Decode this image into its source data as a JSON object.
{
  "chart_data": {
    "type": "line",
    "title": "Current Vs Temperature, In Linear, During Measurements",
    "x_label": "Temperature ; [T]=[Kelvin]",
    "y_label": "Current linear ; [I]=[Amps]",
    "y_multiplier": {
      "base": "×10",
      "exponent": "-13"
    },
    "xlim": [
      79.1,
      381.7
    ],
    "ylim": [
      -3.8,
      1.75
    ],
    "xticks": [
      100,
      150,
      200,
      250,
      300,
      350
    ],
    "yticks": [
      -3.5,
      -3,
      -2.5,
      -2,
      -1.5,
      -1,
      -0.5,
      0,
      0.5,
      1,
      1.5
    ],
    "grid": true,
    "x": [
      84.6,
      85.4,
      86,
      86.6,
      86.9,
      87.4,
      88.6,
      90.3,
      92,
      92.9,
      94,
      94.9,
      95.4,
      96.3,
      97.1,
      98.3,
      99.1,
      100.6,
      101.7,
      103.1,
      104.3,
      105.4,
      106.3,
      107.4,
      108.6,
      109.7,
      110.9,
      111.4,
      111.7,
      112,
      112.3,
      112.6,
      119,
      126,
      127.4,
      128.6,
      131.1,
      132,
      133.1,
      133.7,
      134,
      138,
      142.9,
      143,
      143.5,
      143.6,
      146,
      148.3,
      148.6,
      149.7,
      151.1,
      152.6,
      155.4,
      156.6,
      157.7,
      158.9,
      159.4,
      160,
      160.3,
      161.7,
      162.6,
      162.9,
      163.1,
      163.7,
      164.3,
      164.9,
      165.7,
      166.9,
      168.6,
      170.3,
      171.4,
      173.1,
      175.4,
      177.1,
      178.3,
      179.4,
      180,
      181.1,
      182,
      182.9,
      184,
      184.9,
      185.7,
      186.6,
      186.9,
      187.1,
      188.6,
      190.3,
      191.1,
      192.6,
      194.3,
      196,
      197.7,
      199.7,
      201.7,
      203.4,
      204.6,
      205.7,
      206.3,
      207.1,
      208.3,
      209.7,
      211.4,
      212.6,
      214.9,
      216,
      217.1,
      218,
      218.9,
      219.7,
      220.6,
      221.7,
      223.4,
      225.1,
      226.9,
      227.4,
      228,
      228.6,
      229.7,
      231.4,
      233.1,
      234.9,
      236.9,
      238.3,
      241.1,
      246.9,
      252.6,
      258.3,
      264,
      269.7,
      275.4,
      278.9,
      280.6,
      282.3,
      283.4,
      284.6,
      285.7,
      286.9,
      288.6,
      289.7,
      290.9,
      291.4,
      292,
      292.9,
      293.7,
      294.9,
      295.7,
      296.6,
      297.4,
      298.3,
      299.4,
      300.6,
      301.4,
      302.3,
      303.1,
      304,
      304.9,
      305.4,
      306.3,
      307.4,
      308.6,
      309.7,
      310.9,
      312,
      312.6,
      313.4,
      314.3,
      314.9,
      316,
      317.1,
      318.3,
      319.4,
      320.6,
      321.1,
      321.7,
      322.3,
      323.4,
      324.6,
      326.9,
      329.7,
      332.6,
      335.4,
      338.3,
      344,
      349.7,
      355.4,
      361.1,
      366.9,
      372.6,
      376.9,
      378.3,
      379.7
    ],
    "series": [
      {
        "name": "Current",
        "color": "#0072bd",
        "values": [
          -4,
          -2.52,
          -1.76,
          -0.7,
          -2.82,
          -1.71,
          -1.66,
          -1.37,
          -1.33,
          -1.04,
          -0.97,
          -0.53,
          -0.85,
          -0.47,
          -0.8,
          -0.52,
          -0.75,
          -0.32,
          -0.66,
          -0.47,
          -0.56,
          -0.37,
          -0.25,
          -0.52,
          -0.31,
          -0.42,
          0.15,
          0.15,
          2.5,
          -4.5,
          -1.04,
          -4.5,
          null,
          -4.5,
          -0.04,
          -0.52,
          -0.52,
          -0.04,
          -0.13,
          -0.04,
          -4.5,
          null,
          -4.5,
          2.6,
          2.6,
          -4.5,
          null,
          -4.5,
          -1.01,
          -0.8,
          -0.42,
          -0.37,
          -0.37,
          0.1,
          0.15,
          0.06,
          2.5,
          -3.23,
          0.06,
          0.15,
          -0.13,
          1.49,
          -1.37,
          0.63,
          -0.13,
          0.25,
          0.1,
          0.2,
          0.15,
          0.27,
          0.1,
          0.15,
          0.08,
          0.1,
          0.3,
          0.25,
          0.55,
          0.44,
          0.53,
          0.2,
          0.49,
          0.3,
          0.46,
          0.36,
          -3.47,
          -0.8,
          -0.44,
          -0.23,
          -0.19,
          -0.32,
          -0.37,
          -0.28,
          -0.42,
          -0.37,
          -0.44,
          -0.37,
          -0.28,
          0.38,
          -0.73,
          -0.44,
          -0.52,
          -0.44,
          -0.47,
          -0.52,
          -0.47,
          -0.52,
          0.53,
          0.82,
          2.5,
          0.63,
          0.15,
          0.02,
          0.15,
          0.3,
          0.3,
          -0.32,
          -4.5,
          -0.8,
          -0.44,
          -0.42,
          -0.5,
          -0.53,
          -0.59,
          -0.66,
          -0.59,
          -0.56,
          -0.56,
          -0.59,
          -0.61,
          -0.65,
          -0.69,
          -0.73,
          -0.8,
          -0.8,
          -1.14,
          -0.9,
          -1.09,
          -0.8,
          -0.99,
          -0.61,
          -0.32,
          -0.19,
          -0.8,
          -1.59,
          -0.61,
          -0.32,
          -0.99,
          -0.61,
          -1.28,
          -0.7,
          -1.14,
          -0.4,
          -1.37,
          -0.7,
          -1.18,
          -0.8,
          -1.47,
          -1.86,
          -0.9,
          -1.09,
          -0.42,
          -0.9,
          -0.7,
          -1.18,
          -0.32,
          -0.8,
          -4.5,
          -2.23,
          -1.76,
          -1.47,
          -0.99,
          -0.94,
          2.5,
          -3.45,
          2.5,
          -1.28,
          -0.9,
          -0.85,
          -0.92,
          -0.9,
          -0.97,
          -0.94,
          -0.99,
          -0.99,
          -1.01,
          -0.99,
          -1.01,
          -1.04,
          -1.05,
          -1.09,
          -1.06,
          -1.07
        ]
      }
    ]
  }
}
☆ ☆ ☆ ☆ ☆ ☆ ☆
Written request —
Go through the records. Copy each line where "Temperature" appears.

Correct output —
    "title": "Current Vs Temperature, In Linear, During Measurements",
    "x_label": "Temperature ; [T]=[Kelvin]",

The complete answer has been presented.